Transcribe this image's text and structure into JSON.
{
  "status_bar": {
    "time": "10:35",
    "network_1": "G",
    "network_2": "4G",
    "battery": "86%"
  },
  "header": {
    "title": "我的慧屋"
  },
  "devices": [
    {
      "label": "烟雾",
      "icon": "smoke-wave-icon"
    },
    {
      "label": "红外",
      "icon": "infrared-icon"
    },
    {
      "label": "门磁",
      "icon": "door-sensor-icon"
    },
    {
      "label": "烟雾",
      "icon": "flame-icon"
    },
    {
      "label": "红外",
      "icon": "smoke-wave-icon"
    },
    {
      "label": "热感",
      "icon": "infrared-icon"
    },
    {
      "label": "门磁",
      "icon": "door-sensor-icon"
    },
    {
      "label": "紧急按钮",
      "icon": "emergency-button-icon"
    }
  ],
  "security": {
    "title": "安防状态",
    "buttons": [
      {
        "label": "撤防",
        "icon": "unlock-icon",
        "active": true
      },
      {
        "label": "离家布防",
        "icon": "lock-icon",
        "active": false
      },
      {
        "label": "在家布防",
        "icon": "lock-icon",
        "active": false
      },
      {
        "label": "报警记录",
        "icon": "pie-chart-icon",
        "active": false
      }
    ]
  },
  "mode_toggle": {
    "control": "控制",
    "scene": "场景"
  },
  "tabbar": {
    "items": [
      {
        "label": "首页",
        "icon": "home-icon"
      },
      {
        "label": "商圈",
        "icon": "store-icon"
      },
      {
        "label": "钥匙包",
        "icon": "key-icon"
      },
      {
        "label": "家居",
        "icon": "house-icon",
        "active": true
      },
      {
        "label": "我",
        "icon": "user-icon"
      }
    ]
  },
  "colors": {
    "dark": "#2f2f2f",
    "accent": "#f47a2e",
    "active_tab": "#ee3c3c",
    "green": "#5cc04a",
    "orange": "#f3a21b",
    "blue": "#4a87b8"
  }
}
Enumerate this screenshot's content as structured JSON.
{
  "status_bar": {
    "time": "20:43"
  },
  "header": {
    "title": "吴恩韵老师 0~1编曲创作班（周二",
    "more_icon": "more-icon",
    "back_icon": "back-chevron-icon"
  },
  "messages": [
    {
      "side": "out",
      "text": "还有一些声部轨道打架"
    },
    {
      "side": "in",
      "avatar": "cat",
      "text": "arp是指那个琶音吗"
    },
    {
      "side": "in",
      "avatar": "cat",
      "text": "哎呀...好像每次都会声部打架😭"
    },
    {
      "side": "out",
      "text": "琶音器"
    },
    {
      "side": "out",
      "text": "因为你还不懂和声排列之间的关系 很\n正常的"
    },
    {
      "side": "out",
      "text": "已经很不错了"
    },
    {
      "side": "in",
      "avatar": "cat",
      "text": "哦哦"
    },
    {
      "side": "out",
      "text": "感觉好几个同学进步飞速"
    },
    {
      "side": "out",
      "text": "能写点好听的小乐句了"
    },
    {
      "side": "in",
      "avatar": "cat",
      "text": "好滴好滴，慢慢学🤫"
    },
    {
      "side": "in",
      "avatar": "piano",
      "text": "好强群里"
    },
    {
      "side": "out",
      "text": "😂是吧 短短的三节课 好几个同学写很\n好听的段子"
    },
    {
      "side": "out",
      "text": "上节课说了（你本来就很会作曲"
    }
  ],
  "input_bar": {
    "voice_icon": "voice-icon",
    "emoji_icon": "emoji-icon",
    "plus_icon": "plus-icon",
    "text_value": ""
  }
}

- _Task_: Write out every line of the records exactly.

- _Exercise result_:
Transcribe this image's text and structure into JSON.
{
  "status_bar": {
    "time": "10:35",
    "network_1": "G",
    "network_2": "4G",
    "battery": "86%"
  },
  "header": {
    "title": "我的慧屋"
  },
  "devices": [
    {
      "label": "烟雾",
      "icon": "smoke-wave-icon"
    },
    {
      "label": "红外",
      "icon": "infrared-icon"
    },
    {
      "label": "门磁",
      "icon": "door-sensor-icon"
    },
    {
      "label": "烟雾",
      "icon": "flame-icon"
    },
    {
      "label": "红外",
      "icon": "smoke-wave-icon"
    },
    {
      "label": "热感",
      "icon": "infrared-icon"
    },
    {
      "label": "门磁",
      "icon": "door-sensor-icon"
    },
    {
      "label": "紧急按钮",
      "icon": "emergency-button-icon"
    }
  ],
  "security": {
    "title": "安防状态",
    "buttons": [
      {
        "label": "撤防",
        "icon": "unlock-icon",
        "active": true
      },
      {
        "label": "离家布防",
        "icon": "lock-icon",
        "active": false
      },
      {
        "label": "在家布防",
        "icon": "lock-icon",
        "active": false
      },
      {
        "label": "报警记录",
        "icon": "pie-chart-icon",
        "active": false
      }
    ]
  },
  "mode_toggle": {
    "control": "控制",
    "scene": "场景"
  },
  "tabbar": {
    "items": [
      {
        "label": "首页",
        "icon": "home-icon"
      },
      {
        "label": "商圈",
        "icon": "store-icon"
      },
      {
        "label": "钥匙包",
        "icon": "key-icon"
      },
      {
        "label": "家居",
        "icon": "house-icon",
        "active": true
      },
      {
        "label": "我",
        "icon": "user-icon"
      }
    ]
  },
  "colors": {
    "dark": "#2f2f2f",
    "accent": "#f47a2e",
    "active_tab": "#ee3c3c",
    "green": "#5cc04a",
    "orange": "#f3a21b",
    "blue": "#4a87b8"
  }
}
Enumerate this screenshot's content as structured JSON.
{
  "status_bar": {
    "time": "20:43"
  },
  "header": {
    "title": "吴恩韵老师 0~1编曲创作班（周二",
    "more_icon": "more-icon",
    "back_icon": "back-chevron-icon"
  },
  "messages": [
    {
      "side": "out",
      "text": "还有一些声部轨道打架"
    },
    {
      "side": "in",
      "avatar": "cat",
      "text": "arp是指那个琶音吗"
    },
    {
      "side": "in",
      "avatar": "cat",
      "text": "哎呀...好像每次都会声部打架😭"
    },
    {
      "side": "out",
      "text": "琶音器"
    },
    {
      "side": "out",
      "text": "因为你还不懂和声排列之间的关系 很\n正常的"
    },
    {
      "side": "out",
      "text": "已经很不错了"
    },
    {
      "side": "in",
      "avatar": "cat",
      "text": "哦哦"
    },
    {
      "side": "out",
      "text": "感觉好几个同学进步飞速"
    },
    {
      "side": "out",
      "text": "能写点好听的小乐句了"
    },
    {
      "side": "in",
      "avatar": "cat",
      "text": "好滴好滴，慢慢学🤫"
    },
    {
      "side": "in",
      "avatar": "piano",
      "text": "好强群里"
    },
    {
      "side": "out",
      "text": "😂是吧 短短的三节课 好几个同学写很\n好听的段子"
    },
    {
      "side": "out",
      "text": "上节课说了（你本来就很会作曲"
    }
  ],
  "input_bar": {
    "voice_icon": "voice-icon",
    "emoji_icon": "emoji-icon",
    "plus_icon": "plus-icon",
    "text_value": ""
  }
}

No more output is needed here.